EXERCISE DETAILS: Repeat what the lines below say, word for word, and skip every image.

DATASET EXCERPTS:
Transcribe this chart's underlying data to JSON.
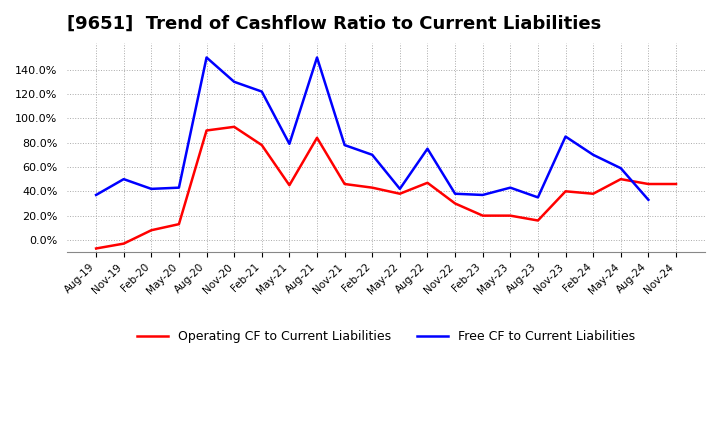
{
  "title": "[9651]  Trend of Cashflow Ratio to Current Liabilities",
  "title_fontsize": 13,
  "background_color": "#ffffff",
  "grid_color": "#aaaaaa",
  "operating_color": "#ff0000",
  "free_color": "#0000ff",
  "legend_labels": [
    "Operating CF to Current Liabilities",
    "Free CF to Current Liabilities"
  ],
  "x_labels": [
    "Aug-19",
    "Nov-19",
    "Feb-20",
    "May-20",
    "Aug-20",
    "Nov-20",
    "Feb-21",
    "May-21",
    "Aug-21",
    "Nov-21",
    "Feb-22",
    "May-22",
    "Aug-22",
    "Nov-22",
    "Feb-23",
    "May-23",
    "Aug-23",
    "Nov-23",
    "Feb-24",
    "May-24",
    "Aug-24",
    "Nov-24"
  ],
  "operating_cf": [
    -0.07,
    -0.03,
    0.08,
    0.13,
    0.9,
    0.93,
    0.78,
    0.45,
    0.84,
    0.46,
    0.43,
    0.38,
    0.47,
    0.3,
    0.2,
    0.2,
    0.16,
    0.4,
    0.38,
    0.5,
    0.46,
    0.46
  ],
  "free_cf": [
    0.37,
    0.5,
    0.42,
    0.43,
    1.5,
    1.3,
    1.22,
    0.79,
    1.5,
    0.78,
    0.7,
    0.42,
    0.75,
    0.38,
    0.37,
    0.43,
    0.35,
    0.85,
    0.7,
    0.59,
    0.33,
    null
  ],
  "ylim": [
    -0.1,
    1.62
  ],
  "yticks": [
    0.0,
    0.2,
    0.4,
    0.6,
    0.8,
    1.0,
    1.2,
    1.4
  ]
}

OUTPUT FOR THIS EXERCISE:
Transcribe this chart's underlying data to JSON.
{
  "title": "[9651]  Trend of Cashflow Ratio to Current Liabilities",
  "title_fontsize": 13,
  "background_color": "#ffffff",
  "grid_color": "#aaaaaa",
  "operating_color": "#ff0000",
  "free_color": "#0000ff",
  "legend_labels": [
    "Operating CF to Current Liabilities",
    "Free CF to Current Liabilities"
  ],
  "x_labels": [
    "Aug-19",
    "Nov-19",
    "Feb-20",
    "May-20",
    "Aug-20",
    "Nov-20",
    "Feb-21",
    "May-21",
    "Aug-21",
    "Nov-21",
    "Feb-22",
    "May-22",
    "Aug-22",
    "Nov-22",
    "Feb-23",
    "May-23",
    "Aug-23",
    "Nov-23",
    "Feb-24",
    "May-24",
    "Aug-24",
    "Nov-24"
  ],
  "operating_cf": [
    -0.07,
    -0.03,
    0.08,
    0.13,
    0.9,
    0.93,
    0.78,
    0.45,
    0.84,
    0.46,
    0.43,
    0.38,
    0.47,
    0.3,
    0.2,
    0.2,
    0.16,
    0.4,
    0.38,
    0.5,
    0.46,
    0.46
  ],
  "free_cf": [
    0.37,
    0.5,
    0.42,
    0.43,
    1.5,
    1.3,
    1.22,
    0.79,
    1.5,
    0.78,
    0.7,
    0.42,
    0.75,
    0.38,
    0.37,
    0.43,
    0.35,
    0.85,
    0.7,
    0.59,
    0.33,
    null
  ],
  "ylim": [
    -0.1,
    1.62
  ],
  "yticks": [
    0.0,
    0.2,
    0.4,
    0.6,
    0.8,
    1.0,
    1.2,
    1.4
  ]
}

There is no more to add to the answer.